Problem details: Reproduce all the lines below exactly and omit the images.

[Stored data entries]
:::::
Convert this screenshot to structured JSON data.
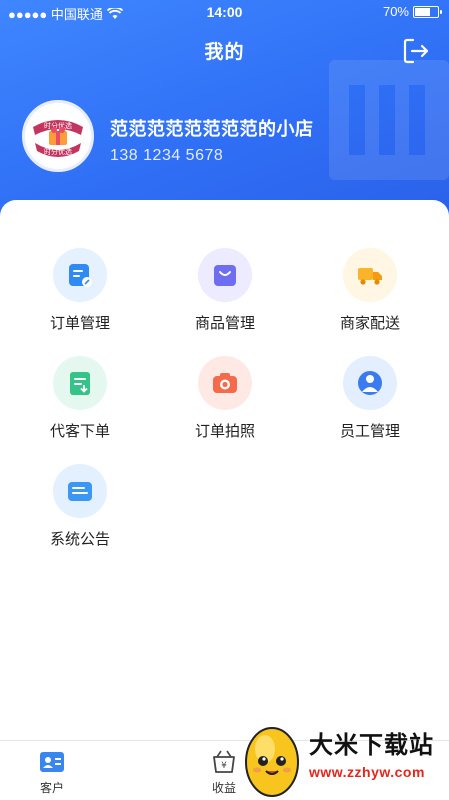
{
  "status_bar": {
    "carrier": "●●●●● 中国联通",
    "time": "14:00",
    "battery": "70%",
    "battery_level": 0.7
  },
  "header": {
    "title": "我的",
    "logout_icon": "logout-icon"
  },
  "profile": {
    "avatar_icon": "shop-logo-icon",
    "avatar_text_top": "时分优选",
    "avatar_text_bottom": "时分优选",
    "shop_name": "范范范范范范范范的小店",
    "phone": "138 1234 5678"
  },
  "menu": {
    "items": [
      {
        "label": "订单管理",
        "icon": "order-manage-icon"
      },
      {
        "label": "商品管理",
        "icon": "product-manage-icon"
      },
      {
        "label": "商家配送",
        "icon": "delivery-truck-icon"
      },
      {
        "label": "代客下单",
        "icon": "proxy-order-icon"
      },
      {
        "label": "订单拍照",
        "icon": "camera-icon"
      },
      {
        "label": "员工管理",
        "icon": "staff-icon"
      },
      {
        "label": "系统公告",
        "icon": "announcement-icon"
      }
    ]
  },
  "tabbar": {
    "items": [
      {
        "label": "客户",
        "icon": "customer-card-icon"
      },
      {
        "label": "收益",
        "icon": "income-basket-icon"
      }
    ]
  },
  "watermark": {
    "title": "大米下载站",
    "url": "www.zzhyw.com"
  }
}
:::::
Task answer:
Convert this screenshot to structured JSON data.
{
  "status_bar": {
    "carrier": "●●●●● 中国联通",
    "time": "14:00",
    "battery": "70%",
    "battery_level": 0.7
  },
  "header": {
    "title": "我的",
    "logout_icon": "logout-icon"
  },
  "profile": {
    "avatar_icon": "shop-logo-icon",
    "avatar_text_top": "时分优选",
    "avatar_text_bottom": "时分优选",
    "shop_name": "范范范范范范范范的小店",
    "phone": "138 1234 5678"
  },
  "menu": {
    "items": [
      {
        "label": "订单管理",
        "icon": "order-manage-icon"
      },
      {
        "label": "商品管理",
        "icon": "product-manage-icon"
      },
      {
        "label": "商家配送",
        "icon": "delivery-truck-icon"
      },
      {
        "label": "代客下单",
        "icon": "proxy-order-icon"
      },
      {
        "label": "订单拍照",
        "icon": "camera-icon"
      },
      {
        "label": "员工管理",
        "icon": "staff-icon"
      },
      {
        "label": "系统公告",
        "icon": "announcement-icon"
      }
    ]
  },
  "tabbar": {
    "items": [
      {
        "label": "客户",
        "icon": "customer-card-icon"
      },
      {
        "label": "收益",
        "icon": "income-basket-icon"
      }
    ]
  },
  "watermark": {
    "title": "大米下载站",
    "url": "www.zzhyw.com"
  }
}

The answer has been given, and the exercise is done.